* **Source passage**
An award of The USA Hockey Foundation, the Patty Kazmaier Memorial Award is presented annually to the top player in NCAA Division I women’s ice hockey.
Erin Ambrose has done just about everything at Clarkson University in her three seasons.
As a sophomore last year, she helped the Golden Knights win an NCAA hockey championship, when she was a first-team All-America defenseman and top-10 finalist for the Patty Kazmaier Award. Plus, she was the No. 8 scorer in the nation and the highest-scoring defenseman.
The previous season, as a freshman, she was the Eastern College Athletic Conference Rookie of the Year.
So when coach Matt Desrosiers was asked to describe the 5-foot-5 junior from Keswick, Ontario, he had to cover a lot of bases.
“Erin is an all-around, well-rounded player for us,” he said. “She’s good in all facets of the game. She can have the offense when you need it, but she’s also great defensively. She blocks a lot of shots for us, and she makes smart decisions with and without the puck.
“We look to her to kind of control things from the back end for us.”
In other words, what Ambrose does best might be that she’s good at everything.
“You could say that,” Desrosiers said, laughing. “She doesn’t have a lot of holes in her game, to be honest. She does everything really well.”
This season, Ambrose again is contributing all over the ice. She has 20 points (including six goals) in 27 games, has blocked 49 shots, is plus-7 and has three goals that have either won or tied games for the Golden Knights, who are 19-8-3.
This has been a season of transition for Clarkson, with the loss of seven seniors — including Patty Kazmaier Award winner Jamie Lee Rattray — and the addition of a talented freshman class.
Ambrose said she’s trying to help the transition as much as possible by helping those freshmen adapt, taking on more of a leadership role (she’s one of the captains this season) and working to become a better defenseman.
She’s also spent hours in video study and with coaches, trying to refine everything about her play. Desrosiers said she’s constantly analyzing herself on video: her stick position, footwork and body position.

* **Given material**
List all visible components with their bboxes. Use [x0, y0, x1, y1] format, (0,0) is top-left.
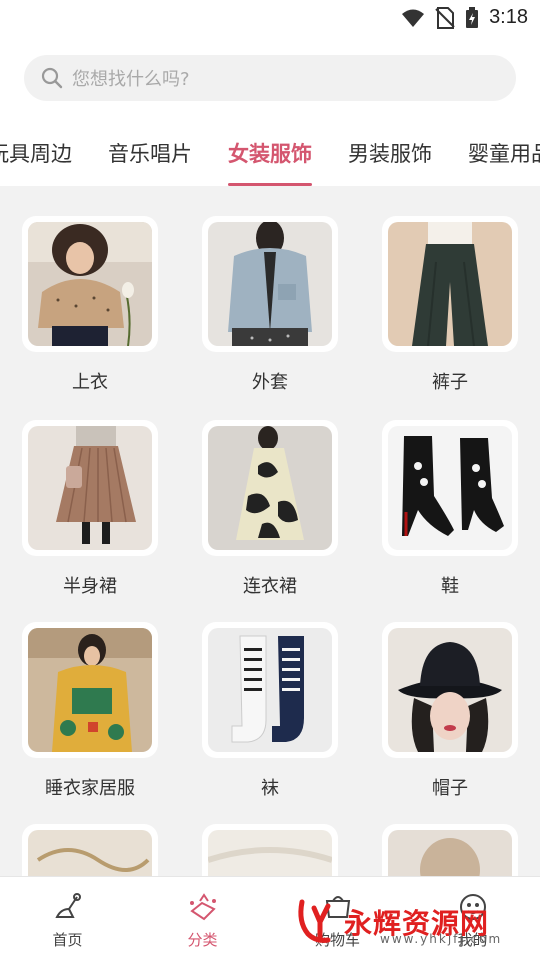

* **To-do list**
A – Return the portion of the Erin Ambrose profile from "An award of" up to and including "women’s ice hockey.".
B – Summarize the Erin Ambrose profile in two sentences.
The listing has no connection to the Erin Ambrose profile.

* **Expected answers**
A –
An award of The USA Hockey Foundation, the Patty Kazmaier Memorial Award is presented annually to the top player in NCAA Division I women’s ice hockey.

B – Erin Ambrose, a junior at Clarkson University, was named ECAC Rookie of the Year as a freshman and, as a sophomore, helped the Golden Knights win an NCAA championship while earning first-team All-America honors and a top-10 finalist spot for the Patty Kazmaier Award. Coach Matt Desrosiers calls her a well-rounded player who is good in all facets of the game, and this season she has 20 points in 27 games while serving as a captain and helping freshmen adapt after the loss of seven seniors.